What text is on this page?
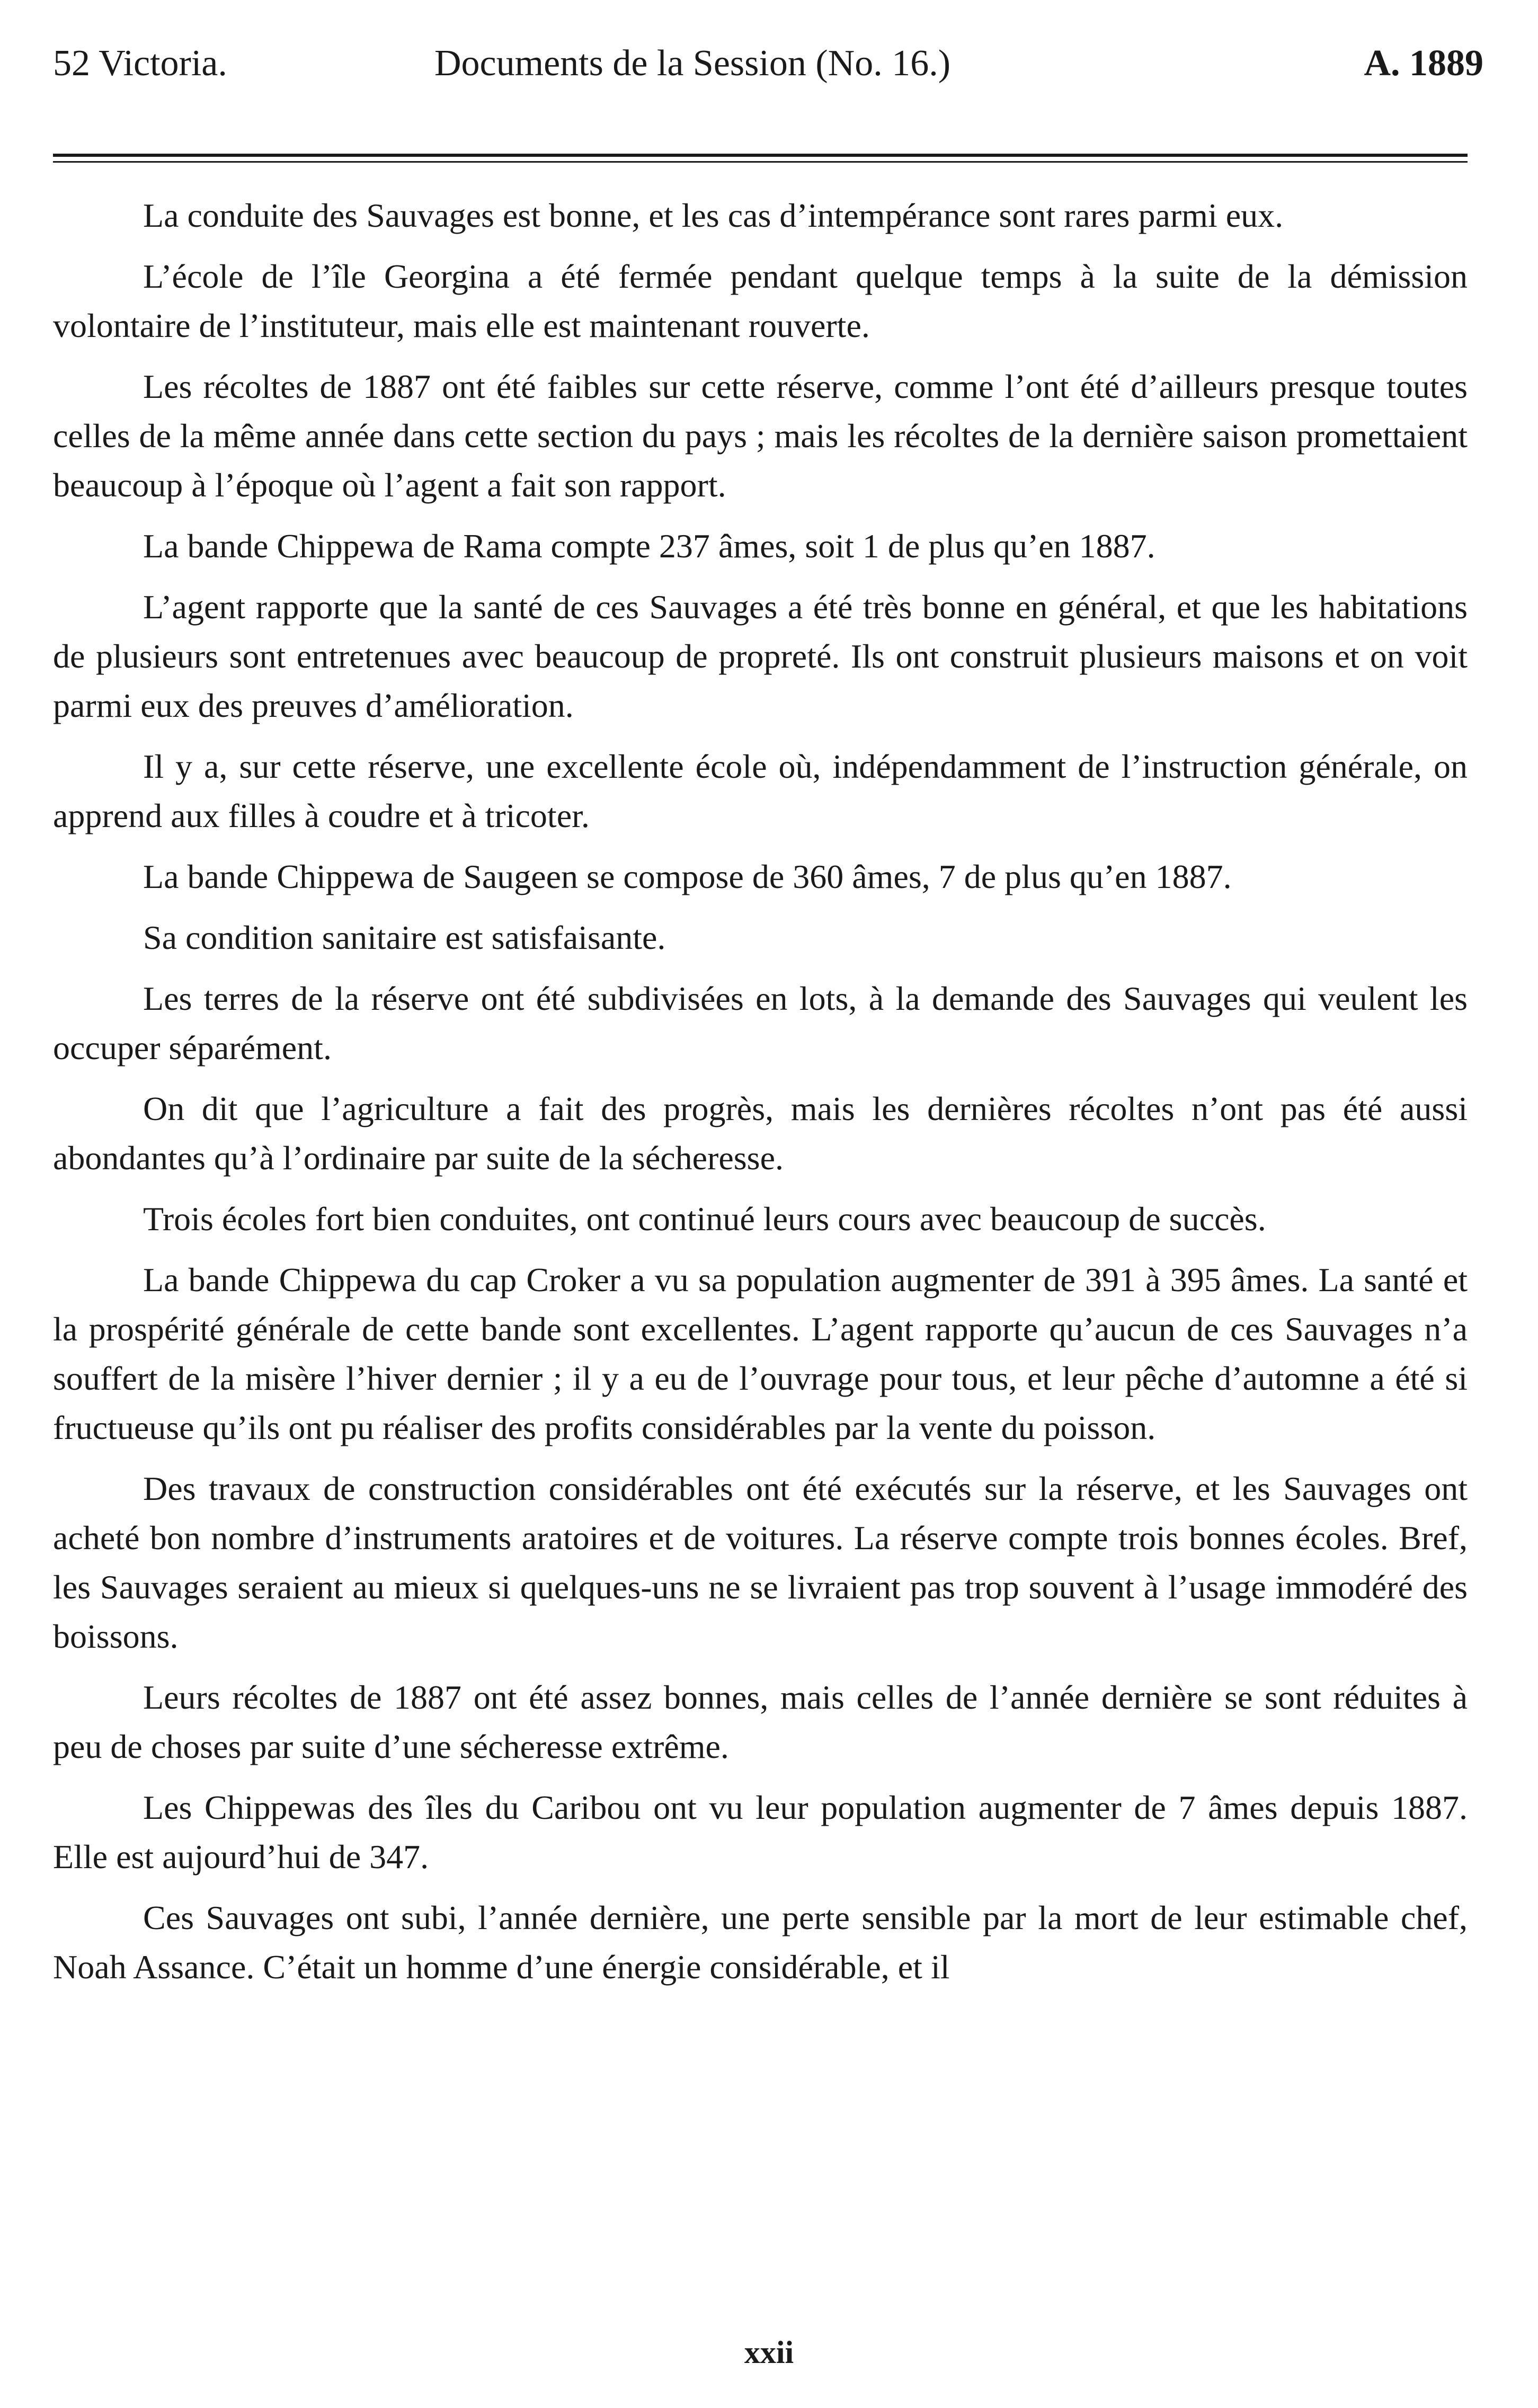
52 Victoria.	Documents de la Session (No. 16.)	A. 1889

La conduite des Sauvages est bonne, et les cas d’intempérance sont rares parmi eux.

L’école de l’île Georgina a été fermée pendant quelque temps à la suite de la démission volontaire de l’instituteur, mais elle est maintenant rouverte.

Les récoltes de 1887 ont été faibles sur cette réserve, comme l’ont été d’ailleurs presque toutes celles de la même année dans cette section du pays ; mais les récoltes de la dernière saison promettaient beaucoup à l’époque où l’agent a fait son rapport.

La bande Chippewa de Rama compte 237 âmes, soit 1 de plus qu’en 1887.

L’agent rapporte que la santé de ces Sauvages a été très bonne en général, et que les habitations de plusieurs sont entretenues avec beaucoup de propreté. Ils ont construit plusieurs maisons et on voit parmi eux des preuves d’amélioration.

Il y a, sur cette réserve, une excellente école où, indépendamment de l’instruction générale, on apprend aux filles à coudre et à tricoter.

La bande Chippewa de Saugeen se compose de 360 âmes, 7 de plus qu’en 1887.

Sa condition sanitaire est satisfaisante.

Les terres de la réserve ont été subdivisées en lots, à la demande des Sauvages qui veulent les occuper séparément.

On dit que l’agriculture a fait des progrès, mais les dernières récoltes n’ont pas été aussi abondantes qu’à l’ordinaire par suite de la sécheresse.

Trois écoles fort bien conduites, ont continué leurs cours avec beaucoup de succès.

La bande Chippewa du cap Croker a vu sa population augmenter de 391 à 395 âmes. La santé et la prospérité générale de cette bande sont excellentes. L’agent rapporte qu’aucun de ces Sauvages n’a souffert de la misère l’hiver dernier ; il y a eu de l’ouvrage pour tous, et leur pêche d’automne a été si fructueuse qu’ils ont pu réaliser des profits considérables par la vente du poisson.

Des travaux de construction considérables ont été exécutés sur la réserve, et les Sauvages ont acheté bon nombre d’instruments aratoires et de voitures. La réserve compte trois bonnes écoles. Bref, les Sauvages seraient au mieux si quelques-uns ne se livraient pas trop souvent à l’usage immodéré des boissons.

Leurs récoltes de 1887 ont été assez bonnes, mais celles de l’année dernière se sont réduites à peu de choses par suite d’une sécheresse extrême.

Les Chippewas des îles du Caribou ont vu leur population augmenter de 7 âmes depuis 1887. Elle est aujourd’hui de 347.

Ces Sauvages ont subi, l’année dernière, une perte sensible par la mort de leur estimable chef, Noah Assance. C’était un homme d’une énergie considérable, et il

xxii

------------------------------------------------

» STATED PROBLEM:
What is the number of lines in the data that hold the word "année"? Reply with that number and nothing else.

» RESULT:
3